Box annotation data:

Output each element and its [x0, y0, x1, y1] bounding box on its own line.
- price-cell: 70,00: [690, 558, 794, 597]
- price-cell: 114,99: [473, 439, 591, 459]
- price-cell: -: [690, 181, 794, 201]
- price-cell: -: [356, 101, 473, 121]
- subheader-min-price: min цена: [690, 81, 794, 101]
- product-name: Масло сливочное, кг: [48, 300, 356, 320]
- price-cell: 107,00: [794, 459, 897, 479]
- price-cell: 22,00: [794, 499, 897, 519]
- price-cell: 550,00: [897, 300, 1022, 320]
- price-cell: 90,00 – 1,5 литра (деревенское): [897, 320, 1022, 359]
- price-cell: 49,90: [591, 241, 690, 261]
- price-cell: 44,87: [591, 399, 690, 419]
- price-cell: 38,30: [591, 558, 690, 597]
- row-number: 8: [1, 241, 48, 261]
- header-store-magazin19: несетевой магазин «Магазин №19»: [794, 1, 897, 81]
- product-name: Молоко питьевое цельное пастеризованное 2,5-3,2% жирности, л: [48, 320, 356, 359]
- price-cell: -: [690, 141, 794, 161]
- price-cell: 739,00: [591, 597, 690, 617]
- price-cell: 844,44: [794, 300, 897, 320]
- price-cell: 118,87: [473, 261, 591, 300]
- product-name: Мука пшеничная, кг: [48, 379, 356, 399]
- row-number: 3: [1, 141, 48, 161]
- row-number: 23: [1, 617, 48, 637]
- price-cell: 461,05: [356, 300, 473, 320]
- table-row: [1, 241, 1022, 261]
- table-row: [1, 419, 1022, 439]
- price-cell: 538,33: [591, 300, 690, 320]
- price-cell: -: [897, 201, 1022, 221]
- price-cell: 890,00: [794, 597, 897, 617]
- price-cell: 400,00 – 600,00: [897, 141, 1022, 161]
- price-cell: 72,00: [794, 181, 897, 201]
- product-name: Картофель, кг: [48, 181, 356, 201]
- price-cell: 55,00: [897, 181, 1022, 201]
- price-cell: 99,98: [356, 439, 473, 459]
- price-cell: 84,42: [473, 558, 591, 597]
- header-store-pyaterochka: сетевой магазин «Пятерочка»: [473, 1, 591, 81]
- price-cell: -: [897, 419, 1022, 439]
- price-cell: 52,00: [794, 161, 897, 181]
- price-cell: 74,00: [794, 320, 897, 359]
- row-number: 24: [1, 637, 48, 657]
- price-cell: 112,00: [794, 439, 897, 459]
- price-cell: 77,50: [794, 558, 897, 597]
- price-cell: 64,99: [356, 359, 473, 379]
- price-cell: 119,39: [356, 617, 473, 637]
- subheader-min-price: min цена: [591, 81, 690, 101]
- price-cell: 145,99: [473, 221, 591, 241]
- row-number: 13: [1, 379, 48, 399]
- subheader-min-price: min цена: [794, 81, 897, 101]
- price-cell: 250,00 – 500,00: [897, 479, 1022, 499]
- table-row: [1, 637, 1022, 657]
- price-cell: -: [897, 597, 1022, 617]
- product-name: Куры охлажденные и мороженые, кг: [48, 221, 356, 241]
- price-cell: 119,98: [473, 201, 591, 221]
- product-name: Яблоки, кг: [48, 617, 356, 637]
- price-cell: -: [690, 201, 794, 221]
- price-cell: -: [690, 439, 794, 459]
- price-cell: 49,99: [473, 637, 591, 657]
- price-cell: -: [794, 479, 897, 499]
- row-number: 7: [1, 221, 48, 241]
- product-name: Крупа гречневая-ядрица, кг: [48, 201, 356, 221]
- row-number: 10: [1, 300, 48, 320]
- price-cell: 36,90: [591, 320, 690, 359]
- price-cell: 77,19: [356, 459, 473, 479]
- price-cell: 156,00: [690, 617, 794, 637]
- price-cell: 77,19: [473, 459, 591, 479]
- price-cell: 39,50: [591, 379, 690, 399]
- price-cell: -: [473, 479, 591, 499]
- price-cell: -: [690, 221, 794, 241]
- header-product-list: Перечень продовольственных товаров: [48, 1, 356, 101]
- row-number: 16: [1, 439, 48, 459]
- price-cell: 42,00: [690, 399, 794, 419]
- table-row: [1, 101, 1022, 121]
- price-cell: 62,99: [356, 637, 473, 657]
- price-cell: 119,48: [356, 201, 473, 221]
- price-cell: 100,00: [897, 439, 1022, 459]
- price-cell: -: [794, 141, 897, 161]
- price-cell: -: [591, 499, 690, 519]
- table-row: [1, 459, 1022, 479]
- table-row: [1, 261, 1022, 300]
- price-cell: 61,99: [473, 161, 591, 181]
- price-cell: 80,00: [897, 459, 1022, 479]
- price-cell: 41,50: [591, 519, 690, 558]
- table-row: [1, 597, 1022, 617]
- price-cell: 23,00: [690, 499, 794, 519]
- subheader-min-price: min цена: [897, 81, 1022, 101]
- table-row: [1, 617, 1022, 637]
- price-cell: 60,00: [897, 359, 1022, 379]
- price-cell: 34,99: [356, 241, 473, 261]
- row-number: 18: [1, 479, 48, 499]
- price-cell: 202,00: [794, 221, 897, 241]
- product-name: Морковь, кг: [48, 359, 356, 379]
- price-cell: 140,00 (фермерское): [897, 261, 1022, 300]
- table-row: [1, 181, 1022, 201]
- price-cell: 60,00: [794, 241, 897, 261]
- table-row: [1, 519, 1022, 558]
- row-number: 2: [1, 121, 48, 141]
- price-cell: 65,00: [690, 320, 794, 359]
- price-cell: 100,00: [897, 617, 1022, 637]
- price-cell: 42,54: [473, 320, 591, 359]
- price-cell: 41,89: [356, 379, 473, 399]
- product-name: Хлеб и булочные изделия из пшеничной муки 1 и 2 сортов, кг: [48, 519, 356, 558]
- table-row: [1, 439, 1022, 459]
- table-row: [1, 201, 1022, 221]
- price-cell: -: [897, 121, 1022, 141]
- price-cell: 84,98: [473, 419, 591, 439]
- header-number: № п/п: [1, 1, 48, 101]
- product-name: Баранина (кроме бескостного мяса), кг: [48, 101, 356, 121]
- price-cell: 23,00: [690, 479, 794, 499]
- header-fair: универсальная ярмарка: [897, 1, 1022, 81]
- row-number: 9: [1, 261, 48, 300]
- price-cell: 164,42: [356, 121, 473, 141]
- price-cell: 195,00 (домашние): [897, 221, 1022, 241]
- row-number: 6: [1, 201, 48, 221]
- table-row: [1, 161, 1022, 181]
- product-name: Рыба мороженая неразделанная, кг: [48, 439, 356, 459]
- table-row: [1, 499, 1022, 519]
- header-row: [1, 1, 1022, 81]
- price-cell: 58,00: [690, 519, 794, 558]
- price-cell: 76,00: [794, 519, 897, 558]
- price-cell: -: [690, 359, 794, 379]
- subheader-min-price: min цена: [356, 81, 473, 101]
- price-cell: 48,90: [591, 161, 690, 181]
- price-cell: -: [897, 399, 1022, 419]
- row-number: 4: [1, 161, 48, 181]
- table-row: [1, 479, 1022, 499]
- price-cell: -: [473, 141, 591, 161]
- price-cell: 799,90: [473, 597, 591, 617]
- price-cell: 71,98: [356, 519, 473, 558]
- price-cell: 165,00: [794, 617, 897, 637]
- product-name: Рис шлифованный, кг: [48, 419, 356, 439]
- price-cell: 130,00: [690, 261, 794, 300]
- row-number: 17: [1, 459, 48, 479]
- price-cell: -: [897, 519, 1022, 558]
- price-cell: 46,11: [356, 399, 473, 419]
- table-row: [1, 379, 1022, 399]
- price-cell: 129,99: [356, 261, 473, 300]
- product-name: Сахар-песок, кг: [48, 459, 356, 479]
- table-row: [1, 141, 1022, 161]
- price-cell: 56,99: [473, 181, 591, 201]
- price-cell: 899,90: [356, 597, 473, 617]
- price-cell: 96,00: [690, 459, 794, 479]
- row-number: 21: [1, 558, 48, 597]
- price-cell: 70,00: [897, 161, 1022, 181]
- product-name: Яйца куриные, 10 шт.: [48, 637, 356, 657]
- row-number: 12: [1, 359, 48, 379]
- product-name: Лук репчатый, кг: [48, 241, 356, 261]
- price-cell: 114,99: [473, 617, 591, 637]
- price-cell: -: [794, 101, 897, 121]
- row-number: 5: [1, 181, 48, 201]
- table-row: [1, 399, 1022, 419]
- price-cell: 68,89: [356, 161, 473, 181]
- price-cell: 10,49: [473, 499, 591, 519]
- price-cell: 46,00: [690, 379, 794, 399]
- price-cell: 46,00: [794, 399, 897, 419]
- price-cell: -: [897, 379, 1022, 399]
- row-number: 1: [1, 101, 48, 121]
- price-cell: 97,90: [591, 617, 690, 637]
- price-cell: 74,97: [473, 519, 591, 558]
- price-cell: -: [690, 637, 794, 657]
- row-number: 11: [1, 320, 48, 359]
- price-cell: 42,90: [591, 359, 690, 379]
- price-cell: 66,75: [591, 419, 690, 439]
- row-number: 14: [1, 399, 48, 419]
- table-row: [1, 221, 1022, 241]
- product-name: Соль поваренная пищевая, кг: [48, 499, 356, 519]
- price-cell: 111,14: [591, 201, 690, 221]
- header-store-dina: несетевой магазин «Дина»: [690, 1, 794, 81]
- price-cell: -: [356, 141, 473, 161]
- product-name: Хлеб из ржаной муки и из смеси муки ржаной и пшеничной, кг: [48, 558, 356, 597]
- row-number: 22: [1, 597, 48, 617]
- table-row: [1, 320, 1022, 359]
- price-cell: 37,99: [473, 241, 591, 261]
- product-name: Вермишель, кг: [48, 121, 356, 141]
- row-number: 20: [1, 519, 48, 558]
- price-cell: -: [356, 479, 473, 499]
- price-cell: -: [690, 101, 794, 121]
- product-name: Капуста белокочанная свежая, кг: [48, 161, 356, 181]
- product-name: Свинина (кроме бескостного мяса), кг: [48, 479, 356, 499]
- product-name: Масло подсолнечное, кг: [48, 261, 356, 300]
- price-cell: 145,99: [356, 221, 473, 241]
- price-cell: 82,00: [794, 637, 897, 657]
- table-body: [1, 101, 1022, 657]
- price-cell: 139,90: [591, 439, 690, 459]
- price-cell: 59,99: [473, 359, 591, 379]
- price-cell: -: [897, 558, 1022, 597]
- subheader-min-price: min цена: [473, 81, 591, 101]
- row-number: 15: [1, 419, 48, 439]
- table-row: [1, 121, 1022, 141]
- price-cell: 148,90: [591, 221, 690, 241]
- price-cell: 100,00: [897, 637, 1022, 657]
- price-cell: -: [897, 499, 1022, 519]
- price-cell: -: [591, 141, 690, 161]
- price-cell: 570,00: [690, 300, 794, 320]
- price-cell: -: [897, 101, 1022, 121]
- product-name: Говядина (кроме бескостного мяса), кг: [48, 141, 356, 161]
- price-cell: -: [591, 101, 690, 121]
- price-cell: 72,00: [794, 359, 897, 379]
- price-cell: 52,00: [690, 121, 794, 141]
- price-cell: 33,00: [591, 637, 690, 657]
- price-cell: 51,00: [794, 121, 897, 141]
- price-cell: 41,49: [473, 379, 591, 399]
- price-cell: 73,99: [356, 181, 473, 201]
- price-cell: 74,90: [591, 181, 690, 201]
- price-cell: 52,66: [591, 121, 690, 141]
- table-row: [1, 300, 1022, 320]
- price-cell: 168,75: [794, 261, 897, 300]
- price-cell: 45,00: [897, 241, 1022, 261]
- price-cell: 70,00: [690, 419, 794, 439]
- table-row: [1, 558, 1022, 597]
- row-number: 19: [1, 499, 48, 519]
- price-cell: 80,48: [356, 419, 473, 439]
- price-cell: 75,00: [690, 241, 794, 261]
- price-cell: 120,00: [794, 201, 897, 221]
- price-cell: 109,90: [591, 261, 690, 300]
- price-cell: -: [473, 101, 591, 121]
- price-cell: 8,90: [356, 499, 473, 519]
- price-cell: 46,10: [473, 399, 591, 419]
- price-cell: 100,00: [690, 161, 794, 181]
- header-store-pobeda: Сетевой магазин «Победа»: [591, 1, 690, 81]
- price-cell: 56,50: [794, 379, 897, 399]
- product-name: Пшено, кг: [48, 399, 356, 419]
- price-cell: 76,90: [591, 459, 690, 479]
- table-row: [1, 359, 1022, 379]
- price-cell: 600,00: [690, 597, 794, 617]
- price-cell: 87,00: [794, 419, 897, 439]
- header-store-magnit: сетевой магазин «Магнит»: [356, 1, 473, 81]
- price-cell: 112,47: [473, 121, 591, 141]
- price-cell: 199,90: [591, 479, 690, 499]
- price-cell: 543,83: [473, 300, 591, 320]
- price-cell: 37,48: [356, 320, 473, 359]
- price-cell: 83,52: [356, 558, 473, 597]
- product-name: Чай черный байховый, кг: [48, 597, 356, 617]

■ Task prompt
Copy the records line for line, starting at the first line and ending with the line that contains "- price-cell: 72,00: [794, 181, 897, 201]", including that line.

■ Answer to this task
Output each element and its [x0, y0, x1, y1] bounding box on its own line.
- price-cell: 70,00: [690, 558, 794, 597]
- price-cell: 114,99: [473, 439, 591, 459]
- price-cell: -: [690, 181, 794, 201]
- price-cell: -: [356, 101, 473, 121]
- subheader-min-price: min цена: [690, 81, 794, 101]
- product-name: Масло сливочное, кг: [48, 300, 356, 320]
- price-cell: 107,00: [794, 459, 897, 479]
- price-cell: 22,00: [794, 499, 897, 519]
- price-cell: 550,00: [897, 300, 1022, 320]
- price-cell: 90,00 – 1,5 литра (деревенское): [897, 320, 1022, 359]
- price-cell: 49,90: [591, 241, 690, 261]
- price-cell: 44,87: [591, 399, 690, 419]
- price-cell: 38,30: [591, 558, 690, 597]
- row-number: 8: [1, 241, 48, 261]
- header-store-magazin19: несетевой магазин «Магазин №19»: [794, 1, 897, 81]
- product-name: Молоко питьевое цельное пастеризованное 2,5-3,2% жирности, л: [48, 320, 356, 359]
- price-cell: -: [690, 141, 794, 161]
- price-cell: 739,00: [591, 597, 690, 617]
- price-cell: 844,44: [794, 300, 897, 320]
- price-cell: 118,87: [473, 261, 591, 300]
- product-name: Мука пшеничная, кг: [48, 379, 356, 399]
- row-number: 3: [1, 141, 48, 161]
- row-number: 23: [1, 617, 48, 637]
- price-cell: 461,05: [356, 300, 473, 320]
- table-row: [1, 241, 1022, 261]
- table-row: [1, 419, 1022, 439]
- price-cell: 538,33: [591, 300, 690, 320]
- price-cell: -: [897, 201, 1022, 221]
- price-cell: 890,00: [794, 597, 897, 617]
- price-cell: 400,00 – 600,00: [897, 141, 1022, 161]
- price-cell: 72,00: [794, 181, 897, 201]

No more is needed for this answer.